Written exercise - Using the listing below, select the lines with the word "detached" and copy them.

Provided material -
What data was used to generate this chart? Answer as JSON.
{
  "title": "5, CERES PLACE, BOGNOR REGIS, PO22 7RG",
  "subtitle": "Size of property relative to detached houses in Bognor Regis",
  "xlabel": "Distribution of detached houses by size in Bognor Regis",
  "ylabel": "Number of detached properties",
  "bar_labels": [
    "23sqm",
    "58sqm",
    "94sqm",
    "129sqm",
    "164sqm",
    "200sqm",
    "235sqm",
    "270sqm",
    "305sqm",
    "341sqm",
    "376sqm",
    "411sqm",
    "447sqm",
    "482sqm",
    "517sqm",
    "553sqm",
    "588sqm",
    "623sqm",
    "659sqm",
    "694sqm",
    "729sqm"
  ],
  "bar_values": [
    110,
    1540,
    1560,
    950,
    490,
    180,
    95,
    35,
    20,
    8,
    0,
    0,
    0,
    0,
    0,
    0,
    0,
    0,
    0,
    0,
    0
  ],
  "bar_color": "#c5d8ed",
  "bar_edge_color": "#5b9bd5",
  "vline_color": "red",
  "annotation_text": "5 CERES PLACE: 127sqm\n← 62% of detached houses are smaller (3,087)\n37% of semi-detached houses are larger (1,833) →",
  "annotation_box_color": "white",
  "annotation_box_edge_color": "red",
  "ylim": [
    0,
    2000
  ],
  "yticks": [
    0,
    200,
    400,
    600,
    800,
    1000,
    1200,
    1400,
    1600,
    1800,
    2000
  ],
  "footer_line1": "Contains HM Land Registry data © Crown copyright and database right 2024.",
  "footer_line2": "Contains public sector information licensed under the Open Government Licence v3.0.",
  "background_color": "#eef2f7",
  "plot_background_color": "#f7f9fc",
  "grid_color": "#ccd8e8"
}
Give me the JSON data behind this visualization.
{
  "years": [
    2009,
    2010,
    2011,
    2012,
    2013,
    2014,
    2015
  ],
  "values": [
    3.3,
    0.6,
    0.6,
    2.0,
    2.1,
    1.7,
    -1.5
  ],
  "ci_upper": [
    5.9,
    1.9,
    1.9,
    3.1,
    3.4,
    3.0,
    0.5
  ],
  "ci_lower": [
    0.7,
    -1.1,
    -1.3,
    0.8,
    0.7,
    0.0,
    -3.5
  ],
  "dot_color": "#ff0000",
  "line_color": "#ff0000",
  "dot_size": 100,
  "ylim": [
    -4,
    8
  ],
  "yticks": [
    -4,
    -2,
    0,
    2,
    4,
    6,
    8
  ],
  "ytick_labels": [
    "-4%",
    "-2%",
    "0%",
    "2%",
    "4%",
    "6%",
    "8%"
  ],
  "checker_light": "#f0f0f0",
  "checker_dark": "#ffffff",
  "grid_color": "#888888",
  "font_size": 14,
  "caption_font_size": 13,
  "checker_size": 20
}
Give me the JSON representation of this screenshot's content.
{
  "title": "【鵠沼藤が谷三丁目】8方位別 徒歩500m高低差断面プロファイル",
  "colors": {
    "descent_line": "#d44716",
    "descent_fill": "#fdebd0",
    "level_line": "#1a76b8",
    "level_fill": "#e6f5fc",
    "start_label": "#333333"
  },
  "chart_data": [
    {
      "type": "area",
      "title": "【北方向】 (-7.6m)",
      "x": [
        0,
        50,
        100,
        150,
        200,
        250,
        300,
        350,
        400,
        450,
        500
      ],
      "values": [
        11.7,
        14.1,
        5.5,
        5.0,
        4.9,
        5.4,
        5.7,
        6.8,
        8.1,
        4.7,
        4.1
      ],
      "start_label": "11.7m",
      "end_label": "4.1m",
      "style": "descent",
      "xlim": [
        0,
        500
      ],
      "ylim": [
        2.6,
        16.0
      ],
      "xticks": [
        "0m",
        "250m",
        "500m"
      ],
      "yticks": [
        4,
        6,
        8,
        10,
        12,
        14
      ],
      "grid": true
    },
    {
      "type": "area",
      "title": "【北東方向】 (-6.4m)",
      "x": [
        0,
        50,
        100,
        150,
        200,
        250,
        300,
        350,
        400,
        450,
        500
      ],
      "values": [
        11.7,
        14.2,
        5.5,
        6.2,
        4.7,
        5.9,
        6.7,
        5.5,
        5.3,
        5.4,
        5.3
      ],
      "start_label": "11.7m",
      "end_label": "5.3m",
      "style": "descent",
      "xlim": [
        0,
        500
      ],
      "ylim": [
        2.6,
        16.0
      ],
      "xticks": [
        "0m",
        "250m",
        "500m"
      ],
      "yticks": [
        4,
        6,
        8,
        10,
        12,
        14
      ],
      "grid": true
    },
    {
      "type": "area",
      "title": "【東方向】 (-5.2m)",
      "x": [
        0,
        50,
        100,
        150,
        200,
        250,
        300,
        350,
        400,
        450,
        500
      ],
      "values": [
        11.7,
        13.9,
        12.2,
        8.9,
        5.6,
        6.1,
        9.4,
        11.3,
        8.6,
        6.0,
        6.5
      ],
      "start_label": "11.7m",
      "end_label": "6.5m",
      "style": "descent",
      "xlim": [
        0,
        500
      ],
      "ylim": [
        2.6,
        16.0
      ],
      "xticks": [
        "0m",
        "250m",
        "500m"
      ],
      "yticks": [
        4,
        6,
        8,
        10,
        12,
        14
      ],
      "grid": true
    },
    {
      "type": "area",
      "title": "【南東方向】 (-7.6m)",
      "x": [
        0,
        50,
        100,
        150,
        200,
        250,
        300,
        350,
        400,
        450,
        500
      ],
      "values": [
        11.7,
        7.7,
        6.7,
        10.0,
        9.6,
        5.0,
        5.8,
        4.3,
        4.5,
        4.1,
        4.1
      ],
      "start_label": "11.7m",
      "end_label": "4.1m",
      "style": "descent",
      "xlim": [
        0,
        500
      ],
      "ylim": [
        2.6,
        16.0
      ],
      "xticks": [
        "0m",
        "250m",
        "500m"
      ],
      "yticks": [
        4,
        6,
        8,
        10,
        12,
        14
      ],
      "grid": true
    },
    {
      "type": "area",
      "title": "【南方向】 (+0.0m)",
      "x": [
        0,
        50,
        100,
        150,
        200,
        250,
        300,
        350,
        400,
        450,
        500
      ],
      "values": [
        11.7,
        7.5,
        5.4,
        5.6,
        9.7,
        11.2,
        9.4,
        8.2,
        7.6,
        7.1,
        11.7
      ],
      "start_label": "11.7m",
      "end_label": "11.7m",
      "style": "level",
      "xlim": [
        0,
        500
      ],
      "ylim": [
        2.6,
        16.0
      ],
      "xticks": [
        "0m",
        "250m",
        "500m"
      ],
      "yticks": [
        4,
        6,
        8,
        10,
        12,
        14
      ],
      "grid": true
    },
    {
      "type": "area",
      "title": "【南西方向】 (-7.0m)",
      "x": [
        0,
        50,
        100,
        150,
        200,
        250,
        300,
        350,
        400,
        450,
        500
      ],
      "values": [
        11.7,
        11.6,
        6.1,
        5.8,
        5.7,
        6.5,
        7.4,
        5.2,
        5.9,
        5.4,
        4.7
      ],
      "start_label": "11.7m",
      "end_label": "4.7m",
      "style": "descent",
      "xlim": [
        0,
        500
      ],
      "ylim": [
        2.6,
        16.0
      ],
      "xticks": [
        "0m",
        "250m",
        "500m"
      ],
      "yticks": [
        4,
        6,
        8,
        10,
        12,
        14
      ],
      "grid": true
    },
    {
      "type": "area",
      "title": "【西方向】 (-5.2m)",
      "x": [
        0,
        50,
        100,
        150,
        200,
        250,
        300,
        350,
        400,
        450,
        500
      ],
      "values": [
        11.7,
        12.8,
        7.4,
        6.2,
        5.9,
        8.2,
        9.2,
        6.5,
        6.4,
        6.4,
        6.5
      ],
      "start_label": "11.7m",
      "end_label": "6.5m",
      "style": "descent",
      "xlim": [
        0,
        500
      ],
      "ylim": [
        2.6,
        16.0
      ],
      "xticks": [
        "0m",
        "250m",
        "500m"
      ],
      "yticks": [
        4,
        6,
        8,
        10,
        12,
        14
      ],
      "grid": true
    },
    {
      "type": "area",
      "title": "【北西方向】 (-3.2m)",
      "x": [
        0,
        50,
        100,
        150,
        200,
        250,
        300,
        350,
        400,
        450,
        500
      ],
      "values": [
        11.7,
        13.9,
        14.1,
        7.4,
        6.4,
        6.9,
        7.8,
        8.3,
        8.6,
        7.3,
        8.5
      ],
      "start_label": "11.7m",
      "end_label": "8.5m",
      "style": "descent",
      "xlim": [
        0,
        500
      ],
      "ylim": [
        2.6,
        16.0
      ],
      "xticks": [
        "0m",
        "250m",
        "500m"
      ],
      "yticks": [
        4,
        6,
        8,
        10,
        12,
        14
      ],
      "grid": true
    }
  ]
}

Reply -
  "subtitle": "Size of property relative to detached houses in Bognor Regis",
  "xlabel": "Distribution of detached houses by size in Bognor Regis",
  "ylabel": "Number of detached properties",
  "annotation_text": "5 CERES PLACE: 127sqm\n← 62% of detached houses are smaller (3,087)\n37% of semi-detached houses are larger (1,833) →",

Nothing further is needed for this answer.